TASK DIRECTIONS
The data must be written out once more, precisely as given.

EXTRACTED RECORDS

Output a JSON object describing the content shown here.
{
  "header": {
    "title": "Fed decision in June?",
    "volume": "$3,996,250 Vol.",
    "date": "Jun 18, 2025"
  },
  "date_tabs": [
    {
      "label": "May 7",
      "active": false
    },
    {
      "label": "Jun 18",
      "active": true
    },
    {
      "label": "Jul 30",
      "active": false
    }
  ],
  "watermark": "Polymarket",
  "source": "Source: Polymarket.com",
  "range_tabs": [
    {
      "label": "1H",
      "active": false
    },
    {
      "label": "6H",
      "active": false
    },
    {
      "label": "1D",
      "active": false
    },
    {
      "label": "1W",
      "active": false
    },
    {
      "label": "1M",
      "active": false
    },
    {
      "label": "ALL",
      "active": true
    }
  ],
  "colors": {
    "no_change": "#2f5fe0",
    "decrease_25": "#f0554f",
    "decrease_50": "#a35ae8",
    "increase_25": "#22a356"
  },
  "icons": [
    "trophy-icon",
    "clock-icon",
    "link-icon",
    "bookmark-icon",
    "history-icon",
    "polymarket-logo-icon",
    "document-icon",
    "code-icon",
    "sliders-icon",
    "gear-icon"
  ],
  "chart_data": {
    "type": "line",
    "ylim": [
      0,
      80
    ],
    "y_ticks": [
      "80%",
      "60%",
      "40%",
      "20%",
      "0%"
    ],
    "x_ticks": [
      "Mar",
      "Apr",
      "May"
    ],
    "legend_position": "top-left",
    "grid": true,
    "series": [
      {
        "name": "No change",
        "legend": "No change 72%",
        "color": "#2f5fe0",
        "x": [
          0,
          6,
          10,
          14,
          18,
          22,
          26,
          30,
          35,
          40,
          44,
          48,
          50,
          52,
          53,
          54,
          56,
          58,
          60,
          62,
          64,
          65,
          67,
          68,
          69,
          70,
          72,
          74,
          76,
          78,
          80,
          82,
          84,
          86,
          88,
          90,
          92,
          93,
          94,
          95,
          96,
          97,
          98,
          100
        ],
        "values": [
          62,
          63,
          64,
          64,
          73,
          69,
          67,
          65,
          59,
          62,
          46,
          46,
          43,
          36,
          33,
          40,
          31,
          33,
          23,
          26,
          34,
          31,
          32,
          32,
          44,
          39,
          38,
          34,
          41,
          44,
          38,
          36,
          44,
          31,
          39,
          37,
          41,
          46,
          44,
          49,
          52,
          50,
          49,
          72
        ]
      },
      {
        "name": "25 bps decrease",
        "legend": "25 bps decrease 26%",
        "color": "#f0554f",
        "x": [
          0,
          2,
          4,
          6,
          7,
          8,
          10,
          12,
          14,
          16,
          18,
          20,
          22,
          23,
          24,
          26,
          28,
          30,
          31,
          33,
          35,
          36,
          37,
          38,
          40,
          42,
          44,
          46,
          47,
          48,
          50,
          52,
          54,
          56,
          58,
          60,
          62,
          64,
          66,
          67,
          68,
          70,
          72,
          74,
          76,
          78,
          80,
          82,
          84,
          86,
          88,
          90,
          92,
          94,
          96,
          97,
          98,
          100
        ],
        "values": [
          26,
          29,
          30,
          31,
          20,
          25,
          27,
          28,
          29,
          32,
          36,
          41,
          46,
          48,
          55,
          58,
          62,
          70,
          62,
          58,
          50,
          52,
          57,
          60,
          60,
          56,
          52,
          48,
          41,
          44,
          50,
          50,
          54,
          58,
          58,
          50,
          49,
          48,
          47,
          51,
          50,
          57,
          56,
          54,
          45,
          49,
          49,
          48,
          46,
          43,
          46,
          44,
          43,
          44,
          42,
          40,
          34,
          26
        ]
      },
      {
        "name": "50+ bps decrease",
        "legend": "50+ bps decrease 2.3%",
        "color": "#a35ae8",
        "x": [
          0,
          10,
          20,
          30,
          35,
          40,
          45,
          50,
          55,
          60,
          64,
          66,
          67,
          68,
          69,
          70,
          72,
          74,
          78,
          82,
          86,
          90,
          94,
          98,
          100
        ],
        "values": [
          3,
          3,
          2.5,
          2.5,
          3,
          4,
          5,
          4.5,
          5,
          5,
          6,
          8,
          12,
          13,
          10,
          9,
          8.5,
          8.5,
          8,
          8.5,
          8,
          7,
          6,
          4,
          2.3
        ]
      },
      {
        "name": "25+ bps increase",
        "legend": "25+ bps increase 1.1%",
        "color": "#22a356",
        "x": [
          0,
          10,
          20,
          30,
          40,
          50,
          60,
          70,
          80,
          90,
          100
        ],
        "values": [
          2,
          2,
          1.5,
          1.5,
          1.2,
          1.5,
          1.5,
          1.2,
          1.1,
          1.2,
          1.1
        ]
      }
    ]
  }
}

PROBLEM SOLUTION
Output a JSON object describing the content shown here.
{
  "header": {
    "title": "Fed decision in June?",
    "volume": "$3,996,250 Vol.",
    "date": "Jun 18, 2025"
  },
  "date_tabs": [
    {
      "label": "May 7",
      "active": false
    },
    {
      "label": "Jun 18",
      "active": true
    },
    {
      "label": "Jul 30",
      "active": false
    }
  ],
  "watermark": "Polymarket",
  "source": "Source: Polymarket.com",
  "range_tabs": [
    {
      "label": "1H",
      "active": false
    },
    {
      "label": "6H",
      "active": false
    },
    {
      "label": "1D",
      "active": false
    },
    {
      "label": "1W",
      "active": false
    },
    {
      "label": "1M",
      "active": false
    },
    {
      "label": "ALL",
      "active": true
    }
  ],
  "colors": {
    "no_change": "#2f5fe0",
    "decrease_25": "#f0554f",
    "decrease_50": "#a35ae8",
    "increase_25": "#22a356"
  },
  "icons": [
    "trophy-icon",
    "clock-icon",
    "link-icon",
    "bookmark-icon",
    "history-icon",
    "polymarket-logo-icon",
    "document-icon",
    "code-icon",
    "sliders-icon",
    "gear-icon"
  ],
  "chart_data": {
    "type": "line",
    "ylim": [
      0,
      80
    ],
    "y_ticks": [
      "80%",
      "60%",
      "40%",
      "20%",
      "0%"
    ],
    "x_ticks": [
      "Mar",
      "Apr",
      "May"
    ],
    "legend_position": "top-left",
    "grid": true,
    "series": [
      {
        "name": "No change",
        "legend": "No change 72%",
        "color": "#2f5fe0",
        "x": [
          0,
          6,
          10,
          14,
          18,
          22,
          26,
          30,
          35,
          40,
          44,
          48,
          50,
          52,
          53,
          54,
          56,
          58,
          60,
          62,
          64,
          65,
          67,
          68,
          69,
          70,
          72,
          74,
          76,
          78,
          80,
          82,
          84,
          86,
          88,
          90,
          92,
          93,
          94,
          95,
          96,
          97,
          98,
          100
        ],
        "values": [
          62,
          63,
          64,
          64,
          73,
          69,
          67,
          65,
          59,
          62,
          46,
          46,
          43,
          36,
          33,
          40,
          31,
          33,
          23,
          26,
          34,
          31,
          32,
          32,
          44,
          39,
          38,
          34,
          41,
          44,
          38,
          36,
          44,
          31,
          39,
          37,
          41,
          46,
          44,
          49,
          52,
          50,
          49,
          72
        ]
      },
      {
        "name": "25 bps decrease",
        "legend": "25 bps decrease 26%",
        "color": "#f0554f",
        "x": [
          0,
          2,
          4,
          6,
          7,
          8,
          10,
          12,
          14,
          16,
          18,
          20,
          22,
          23,
          24,
          26,
          28,
          30,
          31,
          33,
          35,
          36,
          37,
          38,
          40,
          42,
          44,
          46,
          47,
          48,
          50,
          52,
          54,
          56,
          58,
          60,
          62,
          64,
          66,
          67,
          68,
          70,
          72,
          74,
          76,
          78,
          80,
          82,
          84,
          86,
          88,
          90,
          92,
          94,
          96,
          97,
          98,
          100
        ],
        "values": [
          26,
          29,
          30,
          31,
          20,
          25,
          27,
          28,
          29,
          32,
          36,
          41,
          46,
          48,
          55,
          58,
          62,
          70,
          62,
          58,
          50,
          52,
          57,
          60,
          60,
          56,
          52,
          48,
          41,
          44,
          50,
          50,
          54,
          58,
          58,
          50,
          49,
          48,
          47,
          51,
          50,
          57,
          56,
          54,
          45,
          49,
          49,
          48,
          46,
          43,
          46,
          44,
          43,
          44,
          42,
          40,
          34,
          26
        ]
      },
      {
        "name": "50+ bps decrease",
        "legend": "50+ bps decrease 2.3%",
        "color": "#a35ae8",
        "x": [
          0,
          10,
          20,
          30,
          35,
          40,
          45,
          50,
          55,
          60,
          64,
          66,
          67,
          68,
          69,
          70,
          72,
          74,
          78,
          82,
          86,
          90,
          94,
          98,
          100
        ],
        "values": [
          3,
          3,
          2.5,
          2.5,
          3,
          4,
          5,
          4.5,
          5,
          5,
          6,
          8,
          12,
          13,
          10,
          9,
          8.5,
          8.5,
          8,
          8.5,
          8,
          7,
          6,
          4,
          2.3
        ]
      },
      {
        "name": "25+ bps increase",
        "legend": "25+ bps increase 1.1%",
        "color": "#22a356",
        "x": [
          0,
          10,
          20,
          30,
          40,
          50,
          60,
          70,
          80,
          90,
          100
        ],
        "values": [
          2,
          2,
          1.5,
          1.5,
          1.2,
          1.5,
          1.5,
          1.2,
          1.1,
          1.2,
          1.1
        ]
      }
    ]
  }
}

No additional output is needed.